PAGE TEXT Block Start

John Bernard is back, sinks cruise line that wanted to bring a green house fleet to market

This is the fifth in a series that Krebs on Security has been doing on a guy by the name of John Bernard. His real name is not John Bernard of course, and we’ve covered him in podcasts 10, 12 and 14.

If you search for John Bernard you’ll find multiple blog postings including the 2020 October Piece asking if he was done for. I even wasn’t really impressed when I saw a story in 2021 and I titled this John … what’s your name now … is now back in the news because he can’t decide what he want to call himself.

He’s also been covered in news notes articles and the podcast show notes themselves for those podcasts.

This time, Mr. Bernard is covered in the fifth installment titled Fake Investor John Bernard Sinks Norwegian Green Shipping Dreams which is pretty detailed.

Several articles here have delved into the history of John Bernard, the pseudonym used by a fake billionaire technology investor who tricked dozens of startups into giving him tens of millions of dollars. Bernard’s latest victim — a Norwegian company hoping to build a fleet of environmentally friendly shipping vessels — is now embroiled in a lawsuit over a deal gone bad, in which Bernard falsely claimed to have secured $100 million from six other wealthy investors, including the founder of Uber and the artist Abel Makkonen Tesfaye, better known as The Weeknd.

John Bernard is a pseudonym used by John Clifton Davies, a convicted fraudster from the United Kingdom who is currently a fugitive from justice and residing in Ukraine. Davies’ Bernard persona has fleeced dozens of technology companies out of an estimated $30 million with the promise of lucrative investments.

In case after case, Bernard would promise to invest millions in tech startups, and then insist that companies pay tens of thousands of dollars worth of due diligence fees up front. However, the due diligence company he insisted on using — another Swiss firm called Inside Knowledge — also was secretly owned by Bernard, who would invariably pull out of the deal after receiving the due diligence money.

The scam artist John Bernard (left) in a recent Zoom call, and a photo of John Clifton Davies from 2015.

But Bernard would adopt a slightly different approach to stealing from Freidig Shipping Ltd., a Norwegian company formed in 2017 that was seeking the equivalent of USD $100 million investment to bring its green fleet of 30 new offshore service vessels to fruition.

Two Journalists wrote a story (which is behind a paywall) and Brian took some quotes from it. The writers say that he’s professional, even with his company Inside Knowledge. The article talks about how he has 6 potential investors that would put up 99.25 million, leaving the shortage of 750,000 which would have to be accounted for elsewhere and discussed in the article.

But by the spring of 2020, it was clear that Devos and others involved in the shipping project had been tricked, and that all the money which had been paid to Bernard — an estimated NOK 15 million (~USD $1.67 million) — had been lost. By that time the two co-founders and their families had borrowed USD $1.5 million, and had transferred the funds to Inside Knowledge.

PAGE TEXT Block End

• PROMPT 1
Answer these questions from the John Bernard text:
(a) What is the real name of the person who uses the John Bernard pseudonym?
(b) In what year was Freidig Shipping Ltd. formed?
(c) How many new offshore service vessels were planned for Freidig Shipping's green fleet?
• PROMPT 2
Print the stretch of the John Bernard text from "Two Journalists wrote" through "in the article.", word for word.

SOURCE INFORMATION Block Start

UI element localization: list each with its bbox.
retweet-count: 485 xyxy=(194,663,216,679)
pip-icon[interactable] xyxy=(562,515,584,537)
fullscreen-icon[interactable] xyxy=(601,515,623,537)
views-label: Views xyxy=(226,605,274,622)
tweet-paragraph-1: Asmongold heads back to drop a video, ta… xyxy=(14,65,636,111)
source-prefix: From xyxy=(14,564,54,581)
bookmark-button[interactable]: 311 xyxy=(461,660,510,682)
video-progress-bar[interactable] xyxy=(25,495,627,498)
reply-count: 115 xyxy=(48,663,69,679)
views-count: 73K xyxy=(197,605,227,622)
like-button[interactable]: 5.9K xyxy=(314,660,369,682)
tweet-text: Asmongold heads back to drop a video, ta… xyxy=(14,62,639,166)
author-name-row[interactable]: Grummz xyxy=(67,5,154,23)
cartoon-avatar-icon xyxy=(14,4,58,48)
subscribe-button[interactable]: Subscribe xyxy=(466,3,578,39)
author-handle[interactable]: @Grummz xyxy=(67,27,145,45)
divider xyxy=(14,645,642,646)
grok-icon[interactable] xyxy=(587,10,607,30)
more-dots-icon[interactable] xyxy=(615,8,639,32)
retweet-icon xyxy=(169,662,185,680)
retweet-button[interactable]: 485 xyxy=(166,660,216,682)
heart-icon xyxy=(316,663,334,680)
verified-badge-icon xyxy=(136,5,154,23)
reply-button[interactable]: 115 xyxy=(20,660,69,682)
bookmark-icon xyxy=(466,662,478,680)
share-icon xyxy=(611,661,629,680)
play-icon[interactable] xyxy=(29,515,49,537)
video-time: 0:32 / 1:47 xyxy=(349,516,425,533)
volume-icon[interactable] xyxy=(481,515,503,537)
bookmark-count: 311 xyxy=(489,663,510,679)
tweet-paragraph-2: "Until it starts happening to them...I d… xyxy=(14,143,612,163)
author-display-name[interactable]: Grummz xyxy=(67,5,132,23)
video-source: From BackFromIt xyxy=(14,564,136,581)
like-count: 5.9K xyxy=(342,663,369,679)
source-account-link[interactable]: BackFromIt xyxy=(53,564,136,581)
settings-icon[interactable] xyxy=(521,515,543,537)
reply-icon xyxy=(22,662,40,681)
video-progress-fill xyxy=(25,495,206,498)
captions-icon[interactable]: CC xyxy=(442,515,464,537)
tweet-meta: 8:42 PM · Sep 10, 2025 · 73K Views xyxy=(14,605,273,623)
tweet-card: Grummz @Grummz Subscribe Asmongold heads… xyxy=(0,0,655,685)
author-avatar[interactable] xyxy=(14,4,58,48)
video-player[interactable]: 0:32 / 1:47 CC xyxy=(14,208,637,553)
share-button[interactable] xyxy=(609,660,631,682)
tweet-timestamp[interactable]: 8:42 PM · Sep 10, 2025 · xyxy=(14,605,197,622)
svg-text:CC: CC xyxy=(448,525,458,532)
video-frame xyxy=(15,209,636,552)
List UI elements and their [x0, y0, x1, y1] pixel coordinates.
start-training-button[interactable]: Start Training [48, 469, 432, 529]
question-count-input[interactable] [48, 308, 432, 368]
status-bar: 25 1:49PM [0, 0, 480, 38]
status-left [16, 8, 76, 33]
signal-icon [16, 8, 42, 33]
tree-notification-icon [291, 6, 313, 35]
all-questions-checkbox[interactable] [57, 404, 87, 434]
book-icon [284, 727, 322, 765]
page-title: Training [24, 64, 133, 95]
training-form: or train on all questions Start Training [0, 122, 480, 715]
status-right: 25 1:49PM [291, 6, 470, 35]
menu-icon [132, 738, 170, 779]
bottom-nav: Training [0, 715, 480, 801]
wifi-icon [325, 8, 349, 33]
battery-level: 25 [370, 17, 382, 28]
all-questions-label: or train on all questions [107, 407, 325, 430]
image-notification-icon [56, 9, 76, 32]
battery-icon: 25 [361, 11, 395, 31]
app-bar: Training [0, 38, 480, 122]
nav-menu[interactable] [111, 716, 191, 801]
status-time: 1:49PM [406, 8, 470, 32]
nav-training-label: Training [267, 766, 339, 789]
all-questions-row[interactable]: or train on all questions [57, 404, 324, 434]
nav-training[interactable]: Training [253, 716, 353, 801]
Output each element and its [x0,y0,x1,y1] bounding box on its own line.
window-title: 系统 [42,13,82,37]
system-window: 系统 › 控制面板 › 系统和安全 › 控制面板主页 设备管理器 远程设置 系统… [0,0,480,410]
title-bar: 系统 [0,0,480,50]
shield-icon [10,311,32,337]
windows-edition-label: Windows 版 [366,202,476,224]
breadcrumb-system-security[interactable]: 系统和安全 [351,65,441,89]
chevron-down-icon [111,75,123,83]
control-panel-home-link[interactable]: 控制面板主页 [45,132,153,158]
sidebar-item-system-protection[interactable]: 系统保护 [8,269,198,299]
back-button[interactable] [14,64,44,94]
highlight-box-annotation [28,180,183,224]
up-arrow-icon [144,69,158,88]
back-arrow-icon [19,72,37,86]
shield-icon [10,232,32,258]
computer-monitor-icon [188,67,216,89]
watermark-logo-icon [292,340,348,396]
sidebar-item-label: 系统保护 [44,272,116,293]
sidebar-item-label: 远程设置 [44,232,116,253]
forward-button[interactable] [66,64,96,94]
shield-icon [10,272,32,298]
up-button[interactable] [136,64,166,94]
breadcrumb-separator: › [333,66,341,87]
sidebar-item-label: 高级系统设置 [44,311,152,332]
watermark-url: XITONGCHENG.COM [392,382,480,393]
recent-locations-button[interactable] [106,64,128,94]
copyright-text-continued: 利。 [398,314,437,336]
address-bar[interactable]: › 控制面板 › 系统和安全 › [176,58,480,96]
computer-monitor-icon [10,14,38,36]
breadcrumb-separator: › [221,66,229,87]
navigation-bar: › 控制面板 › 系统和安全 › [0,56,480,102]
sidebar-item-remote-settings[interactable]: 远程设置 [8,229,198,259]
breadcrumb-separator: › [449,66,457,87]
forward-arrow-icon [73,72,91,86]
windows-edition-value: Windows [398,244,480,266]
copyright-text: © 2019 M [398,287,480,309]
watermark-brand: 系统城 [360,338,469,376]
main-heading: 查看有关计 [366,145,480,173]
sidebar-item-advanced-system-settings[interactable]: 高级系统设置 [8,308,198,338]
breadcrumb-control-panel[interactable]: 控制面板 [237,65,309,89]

SOURCE INFORMATION Block End

• RESPONSE 1
(a) John Clifton Davies
(b) 2017
(c) 30

• RESPONSE 2
Two Journalists wrote a story (which is behind a paywall) and Brian took some quotes from it. The writers say that he’s professional, even with his company Inside Knowledge. The article talks about how he has 6 potential investors that would put up 99.25 million, leaving the shortage of 750,000 which would have to be accounted for elsewhere and discussed in the article.